◆ GIVEN TASK ◆
Can you reproduce the data beneath, keeping every line exact?

-- START EXERCISE DATA --

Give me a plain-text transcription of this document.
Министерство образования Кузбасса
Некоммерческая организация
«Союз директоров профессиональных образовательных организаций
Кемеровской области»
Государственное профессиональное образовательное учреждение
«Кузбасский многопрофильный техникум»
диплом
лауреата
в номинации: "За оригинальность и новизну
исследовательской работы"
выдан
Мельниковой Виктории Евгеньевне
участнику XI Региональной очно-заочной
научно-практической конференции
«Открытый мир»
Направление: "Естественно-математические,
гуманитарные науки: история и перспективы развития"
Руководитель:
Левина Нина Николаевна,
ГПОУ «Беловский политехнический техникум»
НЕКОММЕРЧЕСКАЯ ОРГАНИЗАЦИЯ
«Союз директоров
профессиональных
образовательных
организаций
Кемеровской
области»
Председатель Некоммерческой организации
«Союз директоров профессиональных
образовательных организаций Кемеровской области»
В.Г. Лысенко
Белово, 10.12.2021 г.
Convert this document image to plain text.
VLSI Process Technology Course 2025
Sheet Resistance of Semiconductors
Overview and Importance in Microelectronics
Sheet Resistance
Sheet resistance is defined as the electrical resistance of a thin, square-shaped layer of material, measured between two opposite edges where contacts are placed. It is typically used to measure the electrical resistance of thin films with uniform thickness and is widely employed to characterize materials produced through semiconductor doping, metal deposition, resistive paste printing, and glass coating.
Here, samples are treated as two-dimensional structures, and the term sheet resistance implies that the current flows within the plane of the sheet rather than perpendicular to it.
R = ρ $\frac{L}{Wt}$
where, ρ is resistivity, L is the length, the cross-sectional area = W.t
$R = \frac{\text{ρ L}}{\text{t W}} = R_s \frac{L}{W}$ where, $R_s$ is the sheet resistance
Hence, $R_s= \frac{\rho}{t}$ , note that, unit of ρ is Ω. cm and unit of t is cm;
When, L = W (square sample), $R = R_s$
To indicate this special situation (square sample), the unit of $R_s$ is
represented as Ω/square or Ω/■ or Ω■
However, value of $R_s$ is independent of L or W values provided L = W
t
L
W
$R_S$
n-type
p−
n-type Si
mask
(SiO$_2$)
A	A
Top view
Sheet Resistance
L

-- END EXERCISE DATA --

◆ EXERCISE ANSWER ◆
Give me a plain-text transcription of this document.
Министерство образования Кузбасса
Некоммерческая организация
«Союз директоров профессиональных образовательных организаций
Кемеровской области»
Государственное профессиональное образовательное учреждение
«Кузбасский многопрофильный техникум»
диплом
лауреата
в номинации: "За оригинальность и новизну
исследовательской работы"
выдан
Мельниковой Виктории Евгеньевне
участнику XI Региональной очно-заочной
научно-практической конференции
«Открытый мир»
Направление: "Естественно-математические,
гуманитарные науки: история и перспективы развития"
Руководитель:
Левина Нина Николаевна,
ГПОУ «Беловский политехнический техникум»
НЕКОММЕРЧЕСКАЯ ОРГАНИЗАЦИЯ
«Союз директоров
профессиональных
образовательных
организаций
Кемеровской
области»
Председатель Некоммерческой организации
«Союз директоров профессиональных
образовательных организаций Кемеровской области»
В.Г. Лысенко
Белово, 10.12.2021 г.
Convert this document image to plain text.
VLSI Process Technology Course 2025
Sheet Resistance of Semiconductors
Overview and Importance in Microelectronics
Sheet Resistance
Sheet resistance is defined as the electrical resistance of a thin, square-shaped layer of material, measured between two opposite edges where contacts are placed. It is typically used to measure the electrical resistance of thin films with uniform thickness and is widely employed to characterize materials produced through semiconductor doping, metal deposition, resistive paste printing, and glass coating.
Here, samples are treated as two-dimensional structures, and the term sheet resistance implies that the current flows within the plane of the sheet rather than perpendicular to it.
R = ρ $\frac{L}{Wt}$
where, ρ is resistivity, L is the length, the cross-sectional area = W.t
$R = \frac{\text{ρ L}}{\text{t W}} = R_s \frac{L}{W}$ where, $R_s$ is the sheet resistance
Hence, $R_s= \frac{\rho}{t}$ , note that, unit of ρ is Ω. cm and unit of t is cm;
When, L = W (square sample), $R = R_s$
To indicate this special situation (square sample), the unit of $R_s$ is
represented as Ω/square or Ω/■ or Ω■
However, value of $R_s$ is independent of L or W values provided L = W
t
L
W
$R_S$
n-type
p−
n-type Si
mask
(SiO$_2$)
A	A
Top view
Sheet Resistance
L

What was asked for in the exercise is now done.